→ **RECORDS FOR PROCESSING**:
━━━━

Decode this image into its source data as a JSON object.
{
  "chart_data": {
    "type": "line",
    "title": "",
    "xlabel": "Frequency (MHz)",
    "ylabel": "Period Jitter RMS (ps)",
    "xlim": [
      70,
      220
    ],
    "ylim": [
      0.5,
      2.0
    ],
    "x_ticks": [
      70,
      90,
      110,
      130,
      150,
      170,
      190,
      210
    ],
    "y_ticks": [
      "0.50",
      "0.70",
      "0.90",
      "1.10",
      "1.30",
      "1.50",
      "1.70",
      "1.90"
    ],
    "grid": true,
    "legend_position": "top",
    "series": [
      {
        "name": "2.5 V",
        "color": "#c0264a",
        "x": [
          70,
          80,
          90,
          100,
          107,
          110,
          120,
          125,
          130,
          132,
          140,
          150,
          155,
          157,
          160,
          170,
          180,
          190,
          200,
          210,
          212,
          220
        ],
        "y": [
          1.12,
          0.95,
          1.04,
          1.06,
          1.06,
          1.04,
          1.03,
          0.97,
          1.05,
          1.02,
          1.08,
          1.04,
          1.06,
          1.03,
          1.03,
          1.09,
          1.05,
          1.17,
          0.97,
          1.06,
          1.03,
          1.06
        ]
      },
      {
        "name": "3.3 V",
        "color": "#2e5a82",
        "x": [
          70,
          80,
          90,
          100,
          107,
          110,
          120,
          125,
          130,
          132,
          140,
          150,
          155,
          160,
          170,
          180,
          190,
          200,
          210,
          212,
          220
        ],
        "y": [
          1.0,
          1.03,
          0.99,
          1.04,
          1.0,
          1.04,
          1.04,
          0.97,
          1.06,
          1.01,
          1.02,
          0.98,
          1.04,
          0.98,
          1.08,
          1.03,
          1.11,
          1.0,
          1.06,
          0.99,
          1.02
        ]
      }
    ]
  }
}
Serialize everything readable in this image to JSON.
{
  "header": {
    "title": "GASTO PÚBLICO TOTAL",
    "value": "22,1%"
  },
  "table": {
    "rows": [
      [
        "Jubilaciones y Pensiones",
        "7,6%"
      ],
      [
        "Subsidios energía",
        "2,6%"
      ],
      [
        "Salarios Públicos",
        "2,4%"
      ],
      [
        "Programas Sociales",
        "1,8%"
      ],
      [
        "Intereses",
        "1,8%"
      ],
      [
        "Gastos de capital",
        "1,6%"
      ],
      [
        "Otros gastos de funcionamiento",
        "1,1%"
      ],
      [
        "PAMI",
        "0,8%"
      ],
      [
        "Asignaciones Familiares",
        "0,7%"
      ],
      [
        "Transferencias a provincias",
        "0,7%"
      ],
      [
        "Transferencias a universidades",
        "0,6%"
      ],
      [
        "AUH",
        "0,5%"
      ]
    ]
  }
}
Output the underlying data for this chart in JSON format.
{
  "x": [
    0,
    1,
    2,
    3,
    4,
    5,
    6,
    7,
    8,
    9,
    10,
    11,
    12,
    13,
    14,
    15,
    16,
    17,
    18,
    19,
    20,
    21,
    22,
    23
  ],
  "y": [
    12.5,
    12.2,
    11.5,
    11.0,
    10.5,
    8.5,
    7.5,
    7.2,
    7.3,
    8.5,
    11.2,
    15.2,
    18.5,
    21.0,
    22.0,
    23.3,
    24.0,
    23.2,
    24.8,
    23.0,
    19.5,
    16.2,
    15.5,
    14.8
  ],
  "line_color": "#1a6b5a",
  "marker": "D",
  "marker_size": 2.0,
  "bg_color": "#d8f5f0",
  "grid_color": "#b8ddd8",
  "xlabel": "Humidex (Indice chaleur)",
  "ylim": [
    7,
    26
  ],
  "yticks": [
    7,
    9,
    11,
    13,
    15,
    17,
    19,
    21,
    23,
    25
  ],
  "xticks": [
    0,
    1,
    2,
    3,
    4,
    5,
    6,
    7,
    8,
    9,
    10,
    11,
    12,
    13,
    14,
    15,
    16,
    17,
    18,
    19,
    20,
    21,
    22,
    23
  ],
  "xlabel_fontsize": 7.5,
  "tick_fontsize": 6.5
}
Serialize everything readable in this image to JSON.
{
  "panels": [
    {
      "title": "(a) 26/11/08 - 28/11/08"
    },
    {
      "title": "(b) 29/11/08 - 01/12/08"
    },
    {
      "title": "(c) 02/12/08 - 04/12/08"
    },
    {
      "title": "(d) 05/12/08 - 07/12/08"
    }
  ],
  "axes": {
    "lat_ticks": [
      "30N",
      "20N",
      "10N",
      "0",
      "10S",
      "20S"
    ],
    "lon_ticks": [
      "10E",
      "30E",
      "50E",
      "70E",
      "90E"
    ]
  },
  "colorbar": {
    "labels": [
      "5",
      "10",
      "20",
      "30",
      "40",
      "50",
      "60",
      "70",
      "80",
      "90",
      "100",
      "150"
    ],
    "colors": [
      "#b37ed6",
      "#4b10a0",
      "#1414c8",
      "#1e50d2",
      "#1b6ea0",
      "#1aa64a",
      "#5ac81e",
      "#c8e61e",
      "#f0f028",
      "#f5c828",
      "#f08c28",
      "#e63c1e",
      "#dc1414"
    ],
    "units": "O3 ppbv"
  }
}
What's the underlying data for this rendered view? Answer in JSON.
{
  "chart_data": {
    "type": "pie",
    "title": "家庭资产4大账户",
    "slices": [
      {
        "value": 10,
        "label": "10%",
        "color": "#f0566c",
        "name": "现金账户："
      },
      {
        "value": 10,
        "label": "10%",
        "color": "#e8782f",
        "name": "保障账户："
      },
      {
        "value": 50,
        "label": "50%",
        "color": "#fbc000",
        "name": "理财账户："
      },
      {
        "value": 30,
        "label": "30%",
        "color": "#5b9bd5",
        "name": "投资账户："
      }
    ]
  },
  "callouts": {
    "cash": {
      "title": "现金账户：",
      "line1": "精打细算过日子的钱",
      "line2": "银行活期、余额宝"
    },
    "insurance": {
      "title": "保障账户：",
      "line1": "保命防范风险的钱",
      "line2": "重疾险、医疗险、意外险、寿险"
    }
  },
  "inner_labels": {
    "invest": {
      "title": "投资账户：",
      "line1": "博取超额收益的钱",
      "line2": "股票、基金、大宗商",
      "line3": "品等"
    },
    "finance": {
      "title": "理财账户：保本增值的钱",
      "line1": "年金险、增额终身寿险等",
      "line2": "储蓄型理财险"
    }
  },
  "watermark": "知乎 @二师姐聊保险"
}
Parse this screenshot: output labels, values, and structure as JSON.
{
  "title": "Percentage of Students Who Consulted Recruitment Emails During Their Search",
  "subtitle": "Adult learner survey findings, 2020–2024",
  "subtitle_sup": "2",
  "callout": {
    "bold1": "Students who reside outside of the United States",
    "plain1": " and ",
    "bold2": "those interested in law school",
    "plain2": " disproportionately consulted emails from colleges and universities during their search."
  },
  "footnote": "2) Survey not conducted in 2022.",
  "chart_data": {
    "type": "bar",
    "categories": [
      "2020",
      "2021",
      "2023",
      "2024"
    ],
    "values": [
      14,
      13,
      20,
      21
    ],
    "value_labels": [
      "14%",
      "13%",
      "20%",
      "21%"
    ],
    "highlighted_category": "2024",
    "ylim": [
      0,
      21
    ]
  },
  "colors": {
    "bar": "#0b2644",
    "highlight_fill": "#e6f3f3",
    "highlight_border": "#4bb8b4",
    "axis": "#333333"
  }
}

━━━━

→ **WHAT THE TASK ASKS**:
Take the data above and return it exactly.

→ **THE COMPLETED TASK**:
Decode this image into its source data as a JSON object.
{
  "chart_data": {
    "type": "line",
    "title": "",
    "xlabel": "Frequency (MHz)",
    "ylabel": "Period Jitter RMS (ps)",
    "xlim": [
      70,
      220
    ],
    "ylim": [
      0.5,
      2.0
    ],
    "x_ticks": [
      70,
      90,
      110,
      130,
      150,
      170,
      190,
      210
    ],
    "y_ticks": [
      "0.50",
      "0.70",
      "0.90",
      "1.10",
      "1.30",
      "1.50",
      "1.70",
      "1.90"
    ],
    "grid": true,
    "legend_position": "top",
    "series": [
      {
        "name": "2.5 V",
        "color": "#c0264a",
        "x": [
          70,
          80,
          90,
          100,
          107,
          110,
          120,
          125,
          130,
          132,
          140,
          150,
          155,
          157,
          160,
          170,
          180,
          190,
          200,
          210,
          212,
          220
        ],
        "y": [
          1.12,
          0.95,
          1.04,
          1.06,
          1.06,
          1.04,
          1.03,
          0.97,
          1.05,
          1.02,
          1.08,
          1.04,
          1.06,
          1.03,
          1.03,
          1.09,
          1.05,
          1.17,
          0.97,
          1.06,
          1.03,
          1.06
        ]
      },
      {
        "name": "3.3 V",
        "color": "#2e5a82",
        "x": [
          70,
          80,
          90,
          100,
          107,
          110,
          120,
          125,
          130,
          132,
          140,
          150,
          155,
          160,
          170,
          180,
          190,
          200,
          210,
          212,
          220
        ],
        "y": [
          1.0,
          1.03,
          0.99,
          1.04,
          1.0,
          1.04,
          1.04,
          0.97,
          1.06,
          1.01,
          1.02,
          0.98,
          1.04,
          0.98,
          1.08,
          1.03,
          1.11,
          1.0,
          1.06,
          0.99,
          1.02
        ]
      }
    ]
  }
}
Serialize everything readable in this image to JSON.
{
  "header": {
    "title": "GASTO PÚBLICO TOTAL",
    "value": "22,1%"
  },
  "table": {
    "rows": [
      [
        "Jubilaciones y Pensiones",
        "7,6%"
      ],
      [
        "Subsidios energía",
        "2,6%"
      ],
      [
        "Salarios Públicos",
        "2,4%"
      ],
      [
        "Programas Sociales",
        "1,8%"
      ],
      [
        "Intereses",
        "1,8%"
      ],
      [
        "Gastos de capital",
        "1,6%"
      ],
      [
        "Otros gastos de funcionamiento",
        "1,1%"
      ],
      [
        "PAMI",
        "0,8%"
      ],
      [
        "Asignaciones Familiares",
        "0,7%"
      ],
      [
        "Transferencias a provincias",
        "0,7%"
      ],
      [
        "Transferencias a universidades",
        "0,6%"
      ],
      [
        "AUH",
        "0,5%"
      ]
    ]
  }
}
Output the underlying data for this chart in JSON format.
{
  "x": [
    0,
    1,
    2,
    3,
    4,
    5,
    6,
    7,
    8,
    9,
    10,
    11,
    12,
    13,
    14,
    15,
    16,
    17,
    18,
    19,
    20,
    21,
    22,
    23
  ],
  "y": [
    12.5,
    12.2,
    11.5,
    11.0,
    10.5,
    8.5,
    7.5,
    7.2,
    7.3,
    8.5,
    11.2,
    15.2,
    18.5,
    21.0,
    22.0,
    23.3,
    24.0,
    23.2,
    24.8,
    23.0,
    19.5,
    16.2,
    15.5,
    14.8
  ],
  "line_color": "#1a6b5a",
  "marker": "D",
  "marker_size": 2.0,
  "bg_color": "#d8f5f0",
  "grid_color": "#b8ddd8",
  "xlabel": "Humidex (Indice chaleur)",
  "ylim": [
    7,
    26
  ],
  "yticks": [
    7,
    9,
    11,
    13,
    15,
    17,
    19,
    21,
    23,
    25
  ],
  "xticks": [
    0,
    1,
    2,
    3,
    4,
    5,
    6,
    7,
    8,
    9,
    10,
    11,
    12,
    13,
    14,
    15,
    16,
    17,
    18,
    19,
    20,
    21,
    22,
    23
  ],
  "xlabel_fontsize": 7.5,
  "tick_fontsize": 6.5
}
Serialize everything readable in this image to JSON.
{
  "panels": [
    {
      "title": "(a) 26/11/08 - 28/11/08"
    },
    {
      "title": "(b) 29/11/08 - 01/12/08"
    },
    {
      "title": "(c) 02/12/08 - 04/12/08"
    },
    {
      "title": "(d) 05/12/08 - 07/12/08"
    }
  ],
  "axes": {
    "lat_ticks": [
      "30N",
      "20N",
      "10N",
      "0",
      "10S",
      "20S"
    ],
    "lon_ticks": [
      "10E",
      "30E",
      "50E",
      "70E",
      "90E"
    ]
  },
  "colorbar": {
    "labels": [
      "5",
      "10",
      "20",
      "30",
      "40",
      "50",
      "60",
      "70",
      "80",
      "90",
      "100",
      "150"
    ],
    "colors": [
      "#b37ed6",
      "#4b10a0",
      "#1414c8",
      "#1e50d2",
      "#1b6ea0",
      "#1aa64a",
      "#5ac81e",
      "#c8e61e",
      "#f0f028",
      "#f5c828",
      "#f08c28",
      "#e63c1e",
      "#dc1414"
    ],
    "units": "O3 ppbv"
  }
}
What's the underlying data for this rendered view? Answer in JSON.
{
  "chart_data": {
    "type": "pie",
    "title": "家庭资产4大账户",
    "slices": [
      {
        "value": 10,
        "label": "10%",
        "color": "#f0566c",
        "name": "现金账户："
      },
      {
        "value": 10,
        "label": "10%",
        "color": "#e8782f",
        "name": "保障账户："
      },
      {
        "value": 50,
        "label": "50%",
        "color": "#fbc000",
        "name": "理财账户："
      },
      {
        "value": 30,
        "label": "30%",
        "color": "#5b9bd5",
        "name": "投资账户："
      }
    ]
  },
  "callouts": {
    "cash": {
      "title": "现金账户：",
      "line1": "精打细算过日子的钱",
      "line2": "银行活期、余额宝"
    },
    "insurance": {
      "title": "保障账户：",
      "line1": "保命防范风险的钱",
      "line2": "重疾险、医疗险、意外险、寿险"
    }
  },
  "inner_labels": {
    "invest": {
      "title": "投资账户：",
      "line1": "博取超额收益的钱",
      "line2": "股票、基金、大宗商",
      "line3": "品等"
    },
    "finance": {
      "title": "理财账户：保本增值的钱",
      "line1": "年金险、增额终身寿险等",
      "line2": "储蓄型理财险"
    }
  },
  "watermark": "知乎 @二师姐聊保险"
}
Parse this screenshot: output labels, values, and structure as JSON.
{
  "title": "Percentage of Students Who Consulted Recruitment Emails During Their Search",
  "subtitle": "Adult learner survey findings, 2020–2024",
  "subtitle_sup": "2",
  "callout": {
    "bold1": "Students who reside outside of the United States",
    "plain1": " and ",
    "bold2": "those interested in law school",
    "plain2": " disproportionately consulted emails from colleges and universities during their search."
  },
  "footnote": "2) Survey not conducted in 2022.",
  "chart_data": {
    "type": "bar",
    "categories": [
      "2020",
      "2021",
      "2023",
      "2024"
    ],
    "values": [
      14,
      13,
      20,
      21
    ],
    "value_labels": [
      "14%",
      "13%",
      "20%",
      "21%"
    ],
    "highlighted_category": "2024",
    "ylim": [
      0,
      21
    ]
  },
  "colors": {
    "bar": "#0b2644",
    "highlight_fill": "#e6f3f3",
    "highlight_border": "#4bb8b4",
    "axis": "#333333"
  }
}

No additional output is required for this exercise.